* EXERCISE AIM *
Return the listing below unchanged, minus its pictures.

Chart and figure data
══════════════════════════════

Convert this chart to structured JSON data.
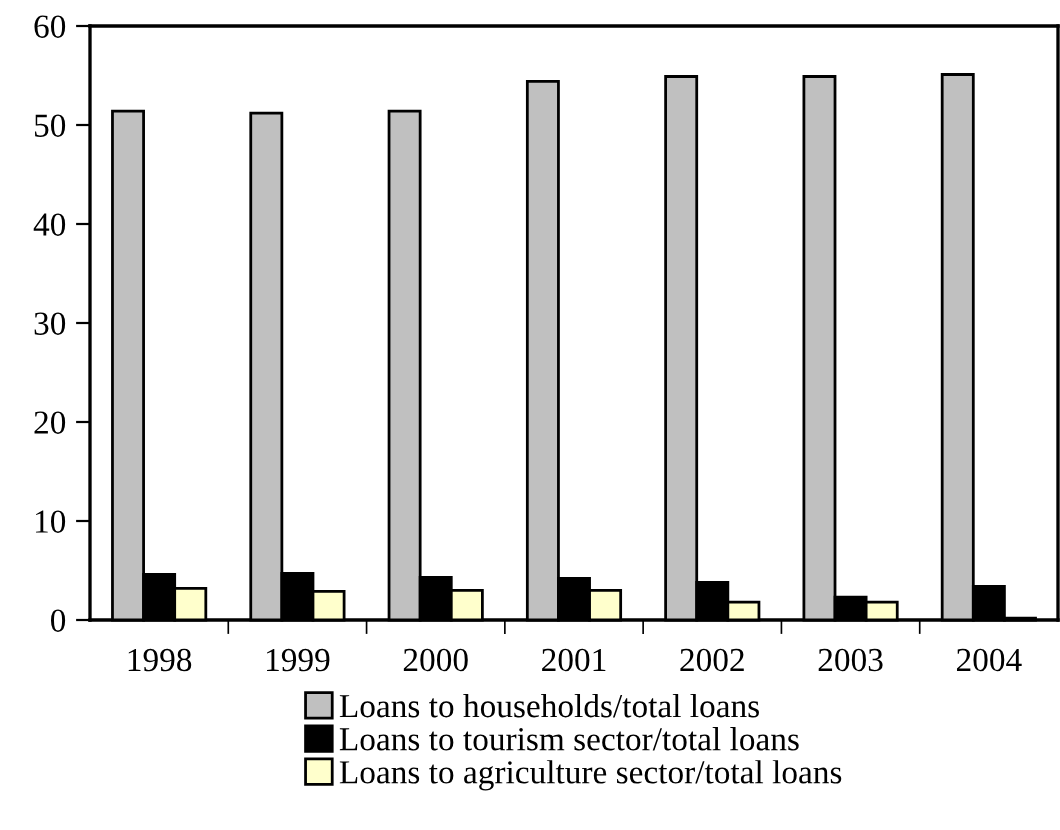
{
  "chart_data": {
    "type": "bar",
    "categories": [
      "1998",
      "1999",
      "2000",
      "2001",
      "2002",
      "2003",
      "2004"
    ],
    "series": [
      {
        "name": "Loans to households/total loans",
        "color": "#c0c0c0",
        "values": [
          51.4,
          51.2,
          51.4,
          54.4,
          54.9,
          54.9,
          55.1
        ]
      },
      {
        "name": "Loans to tourism sector/total loans",
        "color": "#000000",
        "values": [
          4.6,
          4.7,
          4.3,
          4.2,
          3.8,
          2.3,
          3.4
        ]
      },
      {
        "name": "Loans to agriculture sector/total loans",
        "color": "#ffffcc",
        "values": [
          3.2,
          2.9,
          3.0,
          3.0,
          1.8,
          1.8,
          0.2
        ]
      }
    ],
    "ylim": [
      0,
      60
    ],
    "yticks": [
      0,
      10,
      20,
      30,
      40,
      50,
      60
    ],
    "grid": false,
    "legend": "bottom"
  }
}
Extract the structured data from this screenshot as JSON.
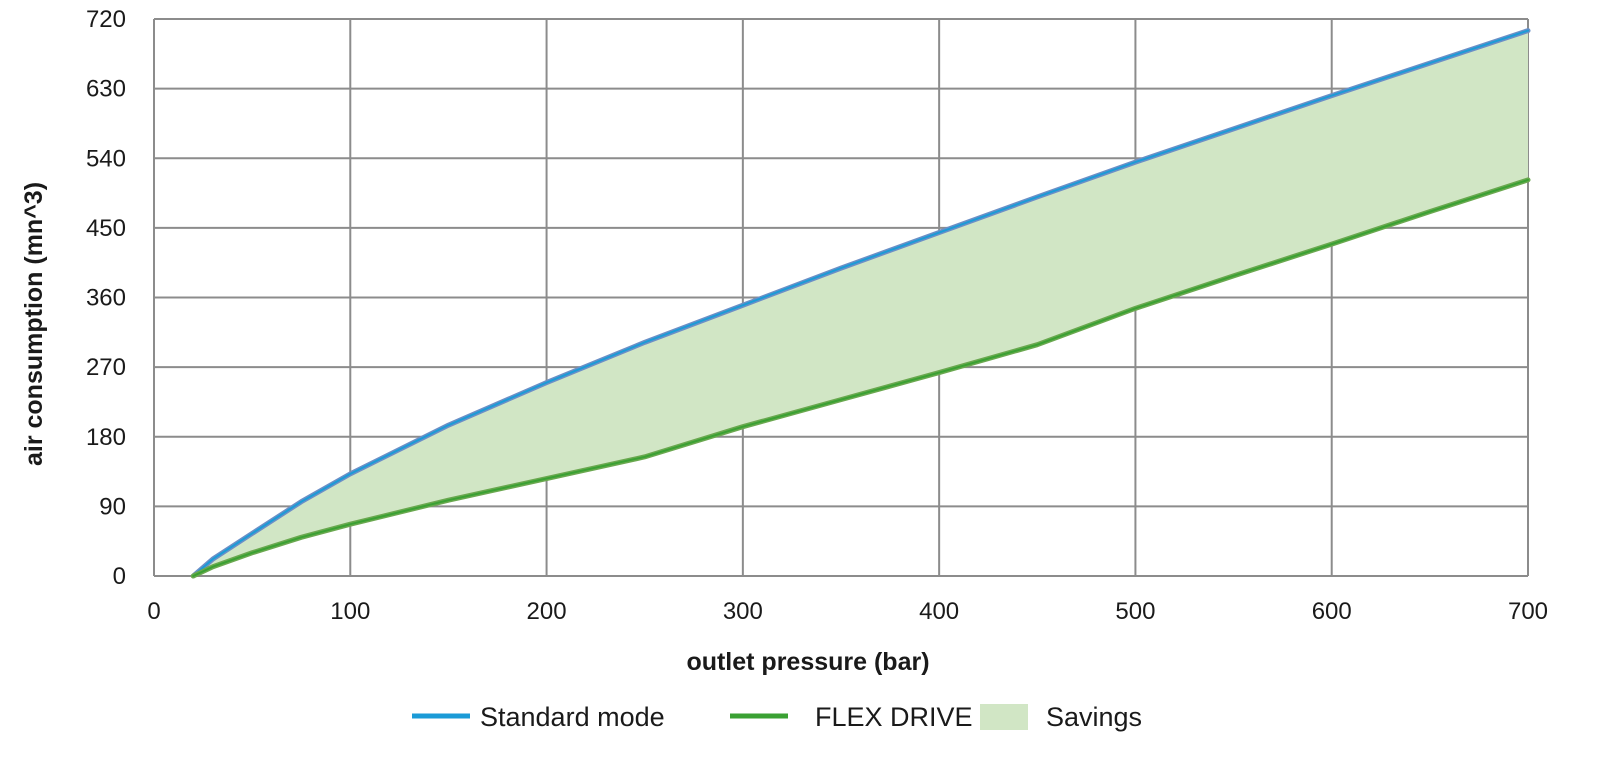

══════════════════════════════

* TASK RESULT *
Convert this chart to structured JSON data.
{
  "chart_data": {
    "type": "bar",
    "categories": [
      "1998",
      "1999",
      "2000",
      "2001",
      "2002",
      "2003",
      "2004"
    ],
    "series": [
      {
        "name": "Loans to households/total loans",
        "color": "#c0c0c0",
        "values": [
          51.4,
          51.2,
          51.4,
          54.4,
          54.9,
          54.9,
          55.1
        ]
      },
      {
        "name": "Loans to tourism sector/total loans",
        "color": "#000000",
        "values": [
          4.6,
          4.7,
          4.3,
          4.2,
          3.8,
          2.3,
          3.4
        ]
      },
      {
        "name": "Loans to agriculture sector/total loans",
        "color": "#ffffcc",
        "values": [
          3.2,
          2.9,
          3.0,
          3.0,
          1.8,
          1.8,
          0.2
        ]
      }
    ],
    "ylim": [
      0,
      60
    ],
    "yticks": [
      0,
      10,
      20,
      30,
      40,
      50,
      60
    ],
    "grid": false,
    "legend": "bottom"
  }
}
Extract the structured data from this screenshot as JSON.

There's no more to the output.